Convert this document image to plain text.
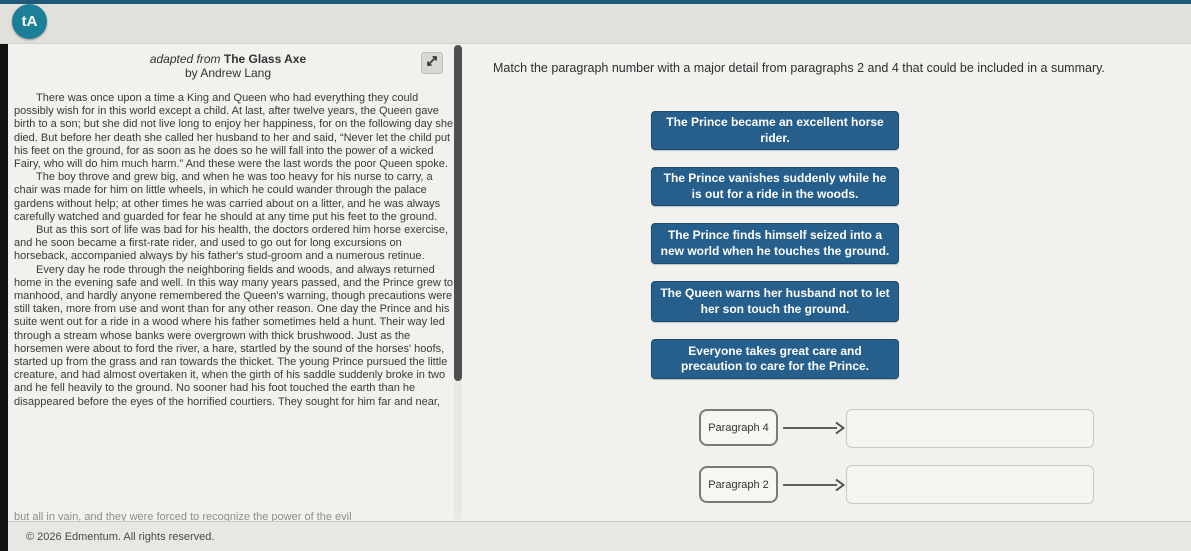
tA
adapted from The Glass Axe
by Andrew Lang

There was once upon a time a King and Queen who had everything they could possibly wish for in this world except a child. At last, after twelve years, the Queen gave birth to a son; but she did not live long to enjoy her happiness, for on the following day she died. But before her death she called her husband to her and said, “Never let the child put his feet on the ground, for as soon as he does so he will fall into the power of a wicked Fairy, who will do him much harm.” And these were the last words the poor Queen spoke.

The boy throve and grew big, and when he was too heavy for his nurse to carry, a chair was made for him on little wheels, in which he could wander through the palace gardens without help; at other times he was carried about on a litter, and he was always carefully watched and guarded for fear he should at any time put his feet to the ground.

But as this sort of life was bad for his health, the doctors ordered him horse exercise, and he soon became a first-rate rider, and used to go out for long excursions on horseback, accompanied always by his father's stud-groom and a numerous retinue.

Every day he rode through the neighboring fields and woods, and always returned home in the evening safe and well. In this way many years passed, and the Prince grew to manhood, and hardly anyone remembered the Queen's warning, though precautions were still taken, more from use and wont than for any other reason. One day the Prince and his suite went out for a ride in a wood where his father sometimes held a hunt. Their way led through a stream whose banks were overgrown with thick brushwood. Just as the horsemen were about to ford the river, a hare, startled by the sound of the horses' hoofs, started up from the grass and ran towards the thicket. The young Prince pursued the little creature, and had almost overtaken it, when the girth of his saddle suddenly broke in two and he fell heavily to the ground. No sooner had his foot touched the earth than he disappeared before the eyes of the horrified courtiers. They sought for him far and near,

but all in vain, and they were forced to recognize the power of the evil
Match the paragraph number with a major detail from paragraphs 2 and 4 that could be included in a summary.
The Prince became an excellent horse rider.
The Prince vanishes suddenly while he is out for a ride in the woods.
The Prince finds himself seized into a new world when he touches the ground.
The Queen warns her husband not to let her son touch the ground.
Everyone takes great care and precaution to care for the Prince.
Paragraph 4
Paragraph 2
© 2026 Edmentum. All rights reserved.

*****

◆ THE EXERCISE
Check each line above for the string "into", then copy the ones that have it.

◆ RESPONSE TO THE TASK
There was once upon a time a King and Queen who had everything they could possibly wish for in this world except a child. At last, after twelve years, the Queen gave birth to a son; but she did not live long to enjoy her happiness, for on the following day she died. But before her death she called her husband to her and said, “Never let the child put his feet on the ground, for as soon as he does so he will fall into the power of a wicked Fairy, who will do him much harm.” And these were the last words the poor Queen spoke.
The Prince finds himself seized into a new world when he touches the ground.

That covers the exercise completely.